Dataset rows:
........

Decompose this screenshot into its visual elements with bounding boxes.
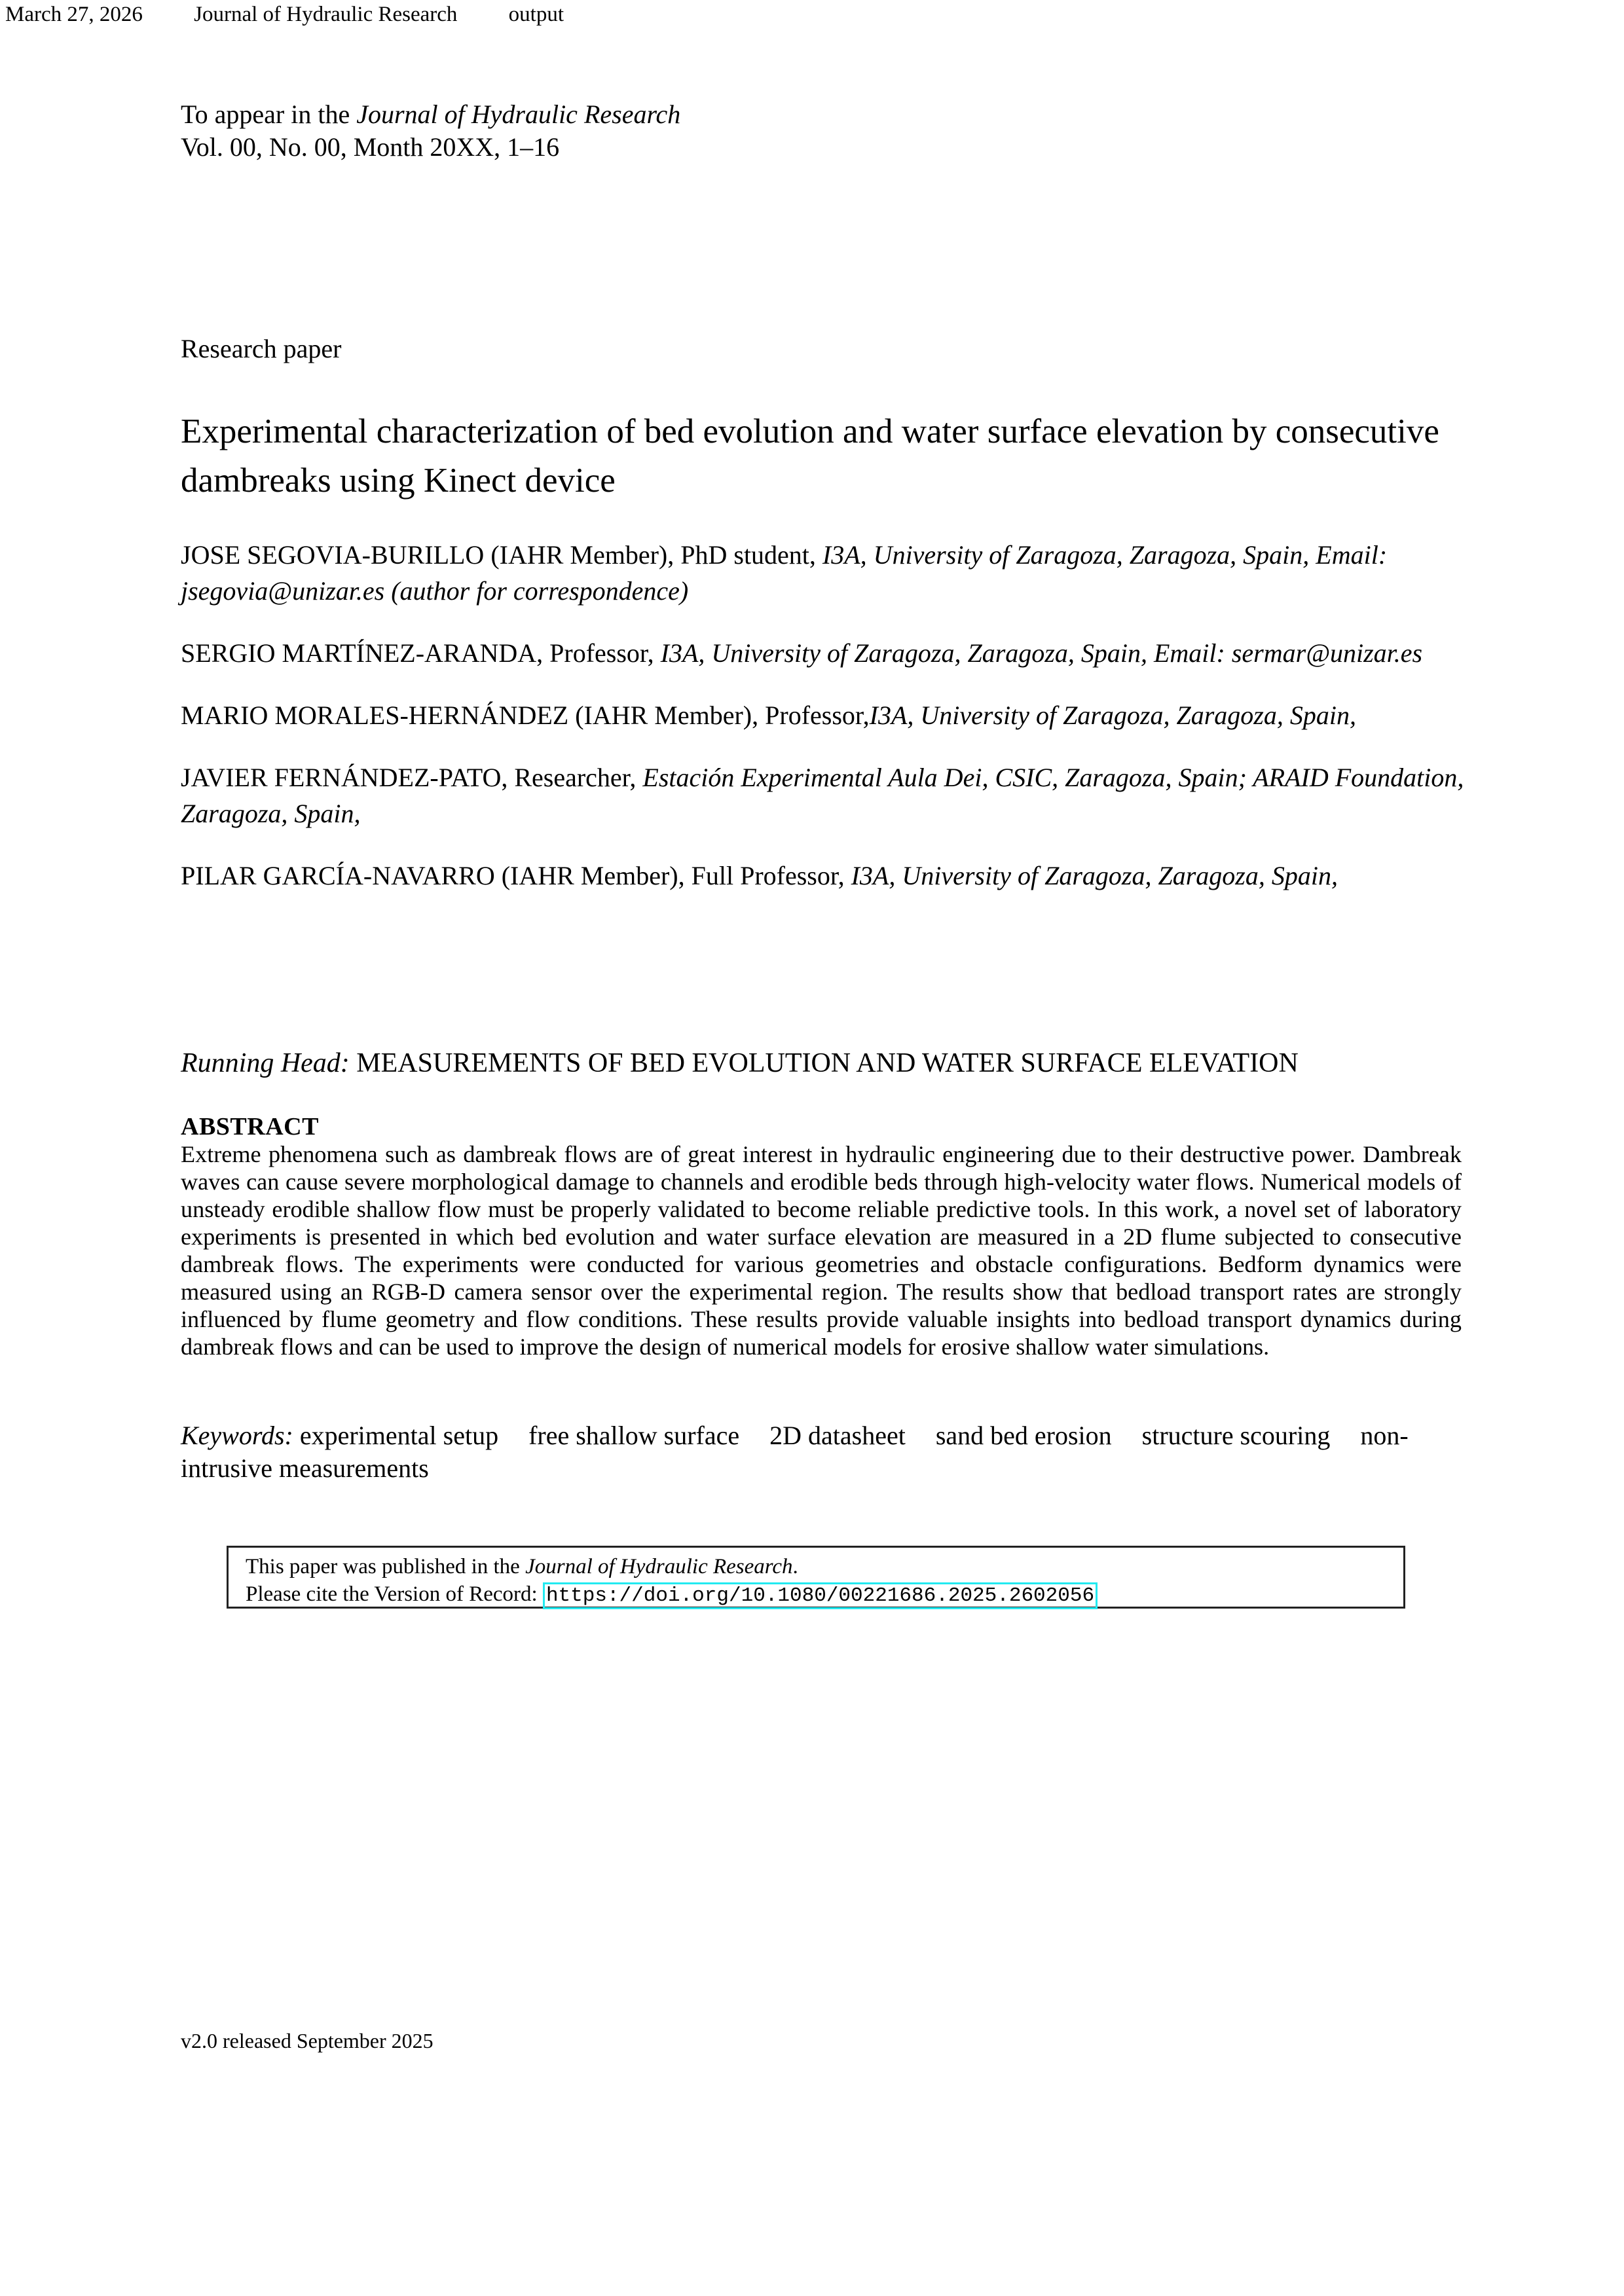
volume-line: Vol. 00, No. 00, Month 20XX, 1–16: [181, 132, 560, 162]
author-entry: [181, 635, 1464, 671]
header-date: March 27, 2026: [5, 3, 143, 26]
author-affiliation: I3A, University of Zaragoza, Zaragoza, Spain,: [869, 701, 1356, 730]
keyword: sand bed erosion: [935, 1421, 1112, 1450]
page-header: [5, 1, 610, 27]
abstract-heading: ABSTRACT: [181, 1113, 319, 1140]
notice-prefix: This paper was published in the: [246, 1555, 526, 1578]
author-name-role: SERGIO MARTÍNEZ-ARANDA, Professor,: [181, 638, 661, 668]
author-affiliation: I3A, University of Zaragoza, Zaragoza, Spain,: [851, 861, 1338, 890]
paper-title: Experimental characterization of bed evolution and water surface elevation by consecutive dambreaks using Kinect device: [181, 412, 1439, 500]
notice-line-2: [246, 1580, 1403, 1610]
author-entry: [181, 537, 1464, 609]
header-label: output: [508, 3, 564, 26]
doi-link[interactable]: https://doi.org/10.1080/00221686.2025.2602056: [543, 1582, 1098, 1609]
notice-line-1: [246, 1553, 1403, 1580]
running-head: [181, 1046, 1464, 1080]
header-journal: Journal of Hydraulic Research: [194, 3, 458, 26]
author-name-role: JAVIER FERNÁNDEZ-PATO, Researcher,: [181, 763, 643, 792]
author-name-role: JOSE SEGOVIA-BURILLO (IAHR Member), PhD student,: [181, 540, 822, 570]
notice-journal: Journal of Hydraulic Research: [525, 1555, 793, 1578]
appear-line: [181, 98, 680, 131]
author-affiliation: I3A, University of Zaragoza, Zaragoza, Spain, Email: sermar@unizar.es: [660, 638, 1423, 668]
keyword: free shallow surface: [528, 1421, 740, 1450]
keywords: [181, 1419, 1462, 1485]
keywords-label: Keywords:: [181, 1421, 293, 1450]
keyword: structure scouring: [1141, 1421, 1331, 1450]
publication-notice-box: [227, 1546, 1405, 1609]
paper-type: Research paper: [181, 334, 342, 363]
publication-info: [181, 98, 680, 164]
author-entry: [181, 697, 1464, 733]
author-affiliation: I3A, University of Zaragoza, Zaragoza, Spain, Email: jsegovia@unizar.es (author for correspondence): [181, 540, 1388, 606]
author-affiliation: Estación Experimental Aula Dei, CSIC, Zaragoza, Spain; ARAID Foundation, Zaragoza, Spain,: [181, 763, 1464, 828]
author-name-role: MARIO MORALES-HERNÁNDEZ (IAHR Member), Professor,: [181, 701, 870, 730]
notice-suffix: .: [792, 1555, 798, 1578]
keyword: non-intrusive measurements: [181, 1421, 1409, 1483]
keyword: experimental setup: [299, 1421, 499, 1450]
author-entry: [181, 759, 1464, 831]
author-name-role: PILAR GARCÍA-NAVARRO (IAHR Member), Full Professor,: [181, 861, 851, 890]
appear-prefix: To appear in the: [181, 100, 357, 129]
keyword: 2D datasheet: [769, 1421, 906, 1450]
cite-prefix: Please cite the Version of Record:: [246, 1582, 543, 1606]
running-head-label: Running Head:: [181, 1048, 350, 1078]
author-entry: [181, 858, 1464, 894]
version-note: v2.0 released September 2025: [181, 2029, 434, 2052]
abstract-text: Extreme phenomena such as dambreak flows are of great interest in hydraulic engineering due to their destructive power. Dambreak waves can cause severe morphological damage to channels and erodible beds through high-velocity water flows. Numerical models of unsteady erodible shallow flow must be properly validated to become reliable predictive tools. In this work, a novel set of laboratory experiments is presented in which bed evolution and water surface elevation are measured in a 2D flume subjected to consecutive dambreak flows. The experiments were conducted for various geometries and obstacle configurations. Bedform dynamics were measured using an RGB-D camera sensor over the experimental region. The results show that bedload transport rates are strongly influenced by flume geometry and flow conditions. These results provide valuable insights into bedload transport dynamics during dambreak flows and can be used to improve the design of numerical models for erosive shallow water simulations.: [181, 1141, 1462, 1360]
running-head-text: MEASUREMENTS OF BED EVOLUTION AND WATER SURFACE ELEVATION: [349, 1048, 1299, 1078]
appear-journal: Journal of Hydraulic Research: [356, 100, 681, 129]
author-list: [181, 537, 1464, 920]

........

Goal of the exercise: Write out all the records again, switching every "University of Zaragoza" to "Universidad de Zaragoza" and keeping everything else the same. Leave the pictures out of your answer.

Result of the task:
Decompose this screenshot into its visual elements with bounding boxes.
volume-line: Vol. 00, No. 00, Month 20XX, 1–16: [181, 132, 560, 162]
author-entry: [181, 635, 1464, 671]
header-date: March 27, 2026: [5, 3, 143, 26]
author-affiliation: I3A, Universidad de Zaragoza, Zaragoza, Spain,: [869, 701, 1356, 730]
keyword: sand bed erosion: [935, 1421, 1112, 1450]
page-header: [5, 1, 610, 27]
abstract-heading: ABSTRACT: [181, 1113, 319, 1140]
notice-prefix: This paper was published in the: [246, 1555, 526, 1578]
author-name-role: SERGIO MARTÍNEZ-ARANDA, Professor,: [181, 638, 661, 668]
author-affiliation: I3A, Universidad de Zaragoza, Zaragoza, Spain,: [851, 861, 1338, 890]
paper-title: Experimental characterization of bed evolution and water surface elevation by consecutive dambreaks using Kinect device: [181, 412, 1439, 500]
notice-line-2: [246, 1580, 1403, 1610]
author-entry: [181, 537, 1464, 609]
header-label: output: [508, 3, 564, 26]
doi-link[interactable]: https://doi.org/10.1080/00221686.2025.2602056: [543, 1582, 1098, 1609]
notice-line-1: [246, 1553, 1403, 1580]
running-head: [181, 1046, 1464, 1080]
header-journal: Journal of Hydraulic Research: [194, 3, 458, 26]
author-name-role: JAVIER FERNÁNDEZ-PATO, Researcher,: [181, 763, 643, 792]
author-name-role: JOSE SEGOVIA-BURILLO (IAHR Member), PhD student,: [181, 540, 822, 570]
notice-journal: Journal of Hydraulic Research: [525, 1555, 793, 1578]
appear-line: [181, 98, 680, 131]
author-affiliation: I3A, Universidad de Zaragoza, Zaragoza, Spain, Email: sermar@unizar.es: [660, 638, 1423, 668]
keyword: free shallow surface: [528, 1421, 740, 1450]
keywords: [181, 1419, 1462, 1485]
keywords-label: Keywords:: [181, 1421, 293, 1450]
keyword: structure scouring: [1141, 1421, 1331, 1450]
publication-notice-box: [227, 1546, 1405, 1609]
paper-type: Research paper: [181, 334, 342, 363]
publication-info: [181, 98, 680, 164]
author-entry: [181, 697, 1464, 733]
author-affiliation: I3A, Universidad de Zaragoza, Zaragoza, Spain, Email: jsegovia@unizar.es (author for correspondence): [181, 540, 1388, 606]
author-affiliation: Estación Experimental Aula Dei, CSIC, Zaragoza, Spain; ARAID Foundation, Zaragoza, Spain,: [181, 763, 1464, 828]
author-name-role: MARIO MORALES-HERNÁNDEZ (IAHR Member), Professor,: [181, 701, 870, 730]
notice-suffix: .: [792, 1555, 798, 1578]
keyword: non-intrusive measurements: [181, 1421, 1409, 1483]
keyword: experimental setup: [299, 1421, 499, 1450]
author-entry: [181, 759, 1464, 831]
author-name-role: PILAR GARCÍA-NAVARRO (IAHR Member), Full Professor,: [181, 861, 851, 890]
appear-prefix: To appear in the: [181, 100, 357, 129]
keyword: 2D datasheet: [769, 1421, 906, 1450]
cite-prefix: Please cite the Version of Record:: [246, 1582, 543, 1606]
running-head-label: Running Head:: [181, 1048, 350, 1078]
author-entry: [181, 858, 1464, 894]
version-note: v2.0 released September 2025: [181, 2029, 434, 2052]
abstract-text: Extreme phenomena such as dambreak flows are of great interest in hydraulic engineering due to their destructive power. Dambreak waves can cause severe morphological damage to channels and erodible beds through high-velocity water flows. Numerical models of unsteady erodible shallow flow must be properly validated to become reliable predictive tools. In this work, a novel set of laboratory experiments is presented in which bed evolution and water surface elevation are measured in a 2D flume subjected to consecutive dambreak flows. The experiments were conducted for various geometries and obstacle configurations. Bedform dynamics were measured using an RGB-D camera sensor over the experimental region. The results show that bedload transport rates are strongly influenced by flume geometry and flow conditions. These results provide valuable insights into bedload transport dynamics during dambreak flows and can be used to improve the design of numerical models for erosive shallow water simulations.: [181, 1141, 1462, 1360]
running-head-text: MEASUREMENTS OF BED EVOLUTION AND WATER SURFACE ELEVATION: [349, 1048, 1299, 1078]
appear-journal: Journal of Hydraulic Research: [356, 100, 681, 129]
author-list: [181, 537, 1464, 920]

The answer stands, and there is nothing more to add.